_Extracted records:_
------------------------------

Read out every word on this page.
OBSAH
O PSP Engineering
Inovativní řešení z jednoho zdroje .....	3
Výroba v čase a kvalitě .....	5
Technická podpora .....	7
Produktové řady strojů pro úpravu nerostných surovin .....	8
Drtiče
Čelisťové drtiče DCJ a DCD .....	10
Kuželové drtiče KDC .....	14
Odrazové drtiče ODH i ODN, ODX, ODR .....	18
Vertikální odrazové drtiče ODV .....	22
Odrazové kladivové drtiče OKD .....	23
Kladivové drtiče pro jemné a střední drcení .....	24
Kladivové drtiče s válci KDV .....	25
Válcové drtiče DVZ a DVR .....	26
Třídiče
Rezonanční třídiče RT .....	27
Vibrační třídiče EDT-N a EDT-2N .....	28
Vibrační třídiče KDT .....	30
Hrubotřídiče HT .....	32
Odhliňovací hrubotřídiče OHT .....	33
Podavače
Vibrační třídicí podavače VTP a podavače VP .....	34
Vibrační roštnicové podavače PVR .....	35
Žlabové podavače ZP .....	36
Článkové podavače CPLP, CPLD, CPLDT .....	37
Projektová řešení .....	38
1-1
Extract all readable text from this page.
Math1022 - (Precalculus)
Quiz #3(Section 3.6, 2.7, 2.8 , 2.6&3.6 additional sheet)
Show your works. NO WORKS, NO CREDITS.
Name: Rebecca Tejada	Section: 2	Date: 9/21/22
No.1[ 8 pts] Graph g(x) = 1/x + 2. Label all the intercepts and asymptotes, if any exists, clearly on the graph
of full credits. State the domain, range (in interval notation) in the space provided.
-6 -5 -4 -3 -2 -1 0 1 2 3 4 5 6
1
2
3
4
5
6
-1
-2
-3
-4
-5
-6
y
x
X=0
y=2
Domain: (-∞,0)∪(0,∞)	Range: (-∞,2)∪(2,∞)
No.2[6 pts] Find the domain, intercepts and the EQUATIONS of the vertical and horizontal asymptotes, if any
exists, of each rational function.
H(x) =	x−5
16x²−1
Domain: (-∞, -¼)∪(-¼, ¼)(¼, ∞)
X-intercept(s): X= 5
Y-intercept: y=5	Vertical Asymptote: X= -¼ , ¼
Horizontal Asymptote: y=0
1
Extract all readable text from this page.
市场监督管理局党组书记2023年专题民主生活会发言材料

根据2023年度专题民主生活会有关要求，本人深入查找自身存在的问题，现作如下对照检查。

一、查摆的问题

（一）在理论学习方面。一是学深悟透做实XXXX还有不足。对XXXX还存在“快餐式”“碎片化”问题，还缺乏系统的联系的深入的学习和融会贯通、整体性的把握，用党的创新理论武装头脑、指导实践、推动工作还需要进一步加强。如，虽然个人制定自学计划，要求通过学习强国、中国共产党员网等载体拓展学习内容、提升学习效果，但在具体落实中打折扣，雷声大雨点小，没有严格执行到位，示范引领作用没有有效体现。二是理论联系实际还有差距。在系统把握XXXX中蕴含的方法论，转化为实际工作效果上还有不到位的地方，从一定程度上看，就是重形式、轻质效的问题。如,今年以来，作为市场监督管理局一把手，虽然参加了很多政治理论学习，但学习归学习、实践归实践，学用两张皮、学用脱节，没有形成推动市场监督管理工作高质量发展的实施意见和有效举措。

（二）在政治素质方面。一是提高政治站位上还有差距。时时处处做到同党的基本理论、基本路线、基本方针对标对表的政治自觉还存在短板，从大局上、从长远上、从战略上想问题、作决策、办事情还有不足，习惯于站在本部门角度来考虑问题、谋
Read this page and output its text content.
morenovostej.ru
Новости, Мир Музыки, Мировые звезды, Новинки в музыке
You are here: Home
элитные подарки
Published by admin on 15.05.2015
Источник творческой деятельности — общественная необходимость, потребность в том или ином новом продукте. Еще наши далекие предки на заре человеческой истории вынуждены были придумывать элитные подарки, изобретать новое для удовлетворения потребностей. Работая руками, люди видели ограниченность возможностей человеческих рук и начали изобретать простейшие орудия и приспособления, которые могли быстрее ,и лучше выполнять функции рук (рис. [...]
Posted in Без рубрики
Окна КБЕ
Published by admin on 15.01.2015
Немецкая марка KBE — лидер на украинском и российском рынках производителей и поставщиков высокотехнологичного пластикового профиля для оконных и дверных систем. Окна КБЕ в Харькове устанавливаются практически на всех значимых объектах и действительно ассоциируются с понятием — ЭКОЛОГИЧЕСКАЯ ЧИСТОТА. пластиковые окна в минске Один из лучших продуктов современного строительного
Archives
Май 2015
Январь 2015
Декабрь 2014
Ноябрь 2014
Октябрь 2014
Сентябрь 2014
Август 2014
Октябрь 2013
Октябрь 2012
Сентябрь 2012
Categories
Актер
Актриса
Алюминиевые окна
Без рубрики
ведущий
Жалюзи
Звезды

------------------------------

_Exercise objective:_
Retype the whole listing, matching it exactly.

_Exercise solution:_
Read out every word on this page.
OBSAH
O PSP Engineering
Inovativní řešení z jednoho zdroje .....	3
Výroba v čase a kvalitě .....	5
Technická podpora .....	7
Produktové řady strojů pro úpravu nerostných surovin .....	8
Drtiče
Čelisťové drtiče DCJ a DCD .....	10
Kuželové drtiče KDC .....	14
Odrazové drtiče ODH i ODN, ODX, ODR .....	18
Vertikální odrazové drtiče ODV .....	22
Odrazové kladivové drtiče OKD .....	23
Kladivové drtiče pro jemné a střední drcení .....	24
Kladivové drtiče s válci KDV .....	25
Válcové drtiče DVZ a DVR .....	26
Třídiče
Rezonanční třídiče RT .....	27
Vibrační třídiče EDT-N a EDT-2N .....	28
Vibrační třídiče KDT .....	30
Hrubotřídiče HT .....	32
Odhliňovací hrubotřídiče OHT .....	33
Podavače
Vibrační třídicí podavače VTP a podavače VP .....	34
Vibrační roštnicové podavače PVR .....	35
Žlabové podavače ZP .....	36
Článkové podavače CPLP, CPLD, CPLDT .....	37
Projektová řešení .....	38
1-1
Extract all readable text from this page.
Math1022 - (Precalculus)
Quiz #3(Section 3.6, 2.7, 2.8 , 2.6&3.6 additional sheet)
Show your works. NO WORKS, NO CREDITS.
Name: Rebecca Tejada	Section: 2	Date: 9/21/22
No.1[ 8 pts] Graph g(x) = 1/x + 2. Label all the intercepts and asymptotes, if any exists, clearly on the graph
of full credits. State the domain, range (in interval notation) in the space provided.
-6 -5 -4 -3 -2 -1 0 1 2 3 4 5 6
1
2
3
4
5
6
-1
-2
-3
-4
-5
-6
y
x
X=0
y=2
Domain: (-∞,0)∪(0,∞)	Range: (-∞,2)∪(2,∞)
No.2[6 pts] Find the domain, intercepts and the EQUATIONS of the vertical and horizontal asymptotes, if any
exists, of each rational function.
H(x) =	x−5
16x²−1
Domain: (-∞, -¼)∪(-¼, ¼)(¼, ∞)
X-intercept(s): X= 5
Y-intercept: y=5	Vertical Asymptote: X= -¼ , ¼
Horizontal Asymptote: y=0
1
Extract all readable text from this page.
市场监督管理局党组书记2023年专题民主生活会发言材料

根据2023年度专题民主生活会有关要求，本人深入查找自身存在的问题，现作如下对照检查。

一、查摆的问题

（一）在理论学习方面。一是学深悟透做实XXXX还有不足。对XXXX还存在“快餐式”“碎片化”问题，还缺乏系统的联系的深入的学习和融会贯通、整体性的把握，用党的创新理论武装头脑、指导实践、推动工作还需要进一步加强。如，虽然个人制定自学计划，要求通过学习强国、中国共产党员网等载体拓展学习内容、提升学习效果，但在具体落实中打折扣，雷声大雨点小，没有严格执行到位，示范引领作用没有有效体现。二是理论联系实际还有差距。在系统把握XXXX中蕴含的方法论，转化为实际工作效果上还有不到位的地方，从一定程度上看，就是重形式、轻质效的问题。如,今年以来，作为市场监督管理局一把手，虽然参加了很多政治理论学习，但学习归学习、实践归实践，学用两张皮、学用脱节，没有形成推动市场监督管理工作高质量发展的实施意见和有效举措。

（二）在政治素质方面。一是提高政治站位上还有差距。时时处处做到同党的基本理论、基本路线、基本方针对标对表的政治自觉还存在短板，从大局上、从长远上、从战略上想问题、作决策、办事情还有不足，习惯于站在本部门角度来考虑问题、谋
Read this page and output its text content.
morenovostej.ru
Новости, Мир Музыки, Мировые звезды, Новинки в музыке
You are here: Home
элитные подарки
Published by admin on 15.05.2015
Источник творческой деятельности — общественная необходимость, потребность в том или ином новом продукте. Еще наши далекие предки на заре человеческой истории вынуждены были придумывать элитные подарки, изобретать новое для удовлетворения потребностей. Работая руками, люди видели ограниченность возможностей человеческих рук и начали изобретать простейшие орудия и приспособления, которые могли быстрее ,и лучше выполнять функции рук (рис. [...]
Posted in Без рубрики
Окна КБЕ
Published by admin on 15.01.2015
Немецкая марка KBE — лидер на украинском и российском рынках производителей и поставщиков высокотехнологичного пластикового профиля для оконных и дверных систем. Окна КБЕ в Харькове устанавливаются практически на всех значимых объектах и действительно ассоциируются с понятием — ЭКОЛОГИЧЕСКАЯ ЧИСТОТА. пластиковые окна в минске Один из лучших продуктов современного строительного
Archives
Май 2015
Январь 2015
Декабрь 2014
Ноябрь 2014
Октябрь 2014
Сентябрь 2014
Август 2014
Октябрь 2013
Октябрь 2012
Сентябрь 2012
Categories
Актер
Актриса
Алюминиевые окна
Без рубрики
ведущий
Жалюзи
Звезды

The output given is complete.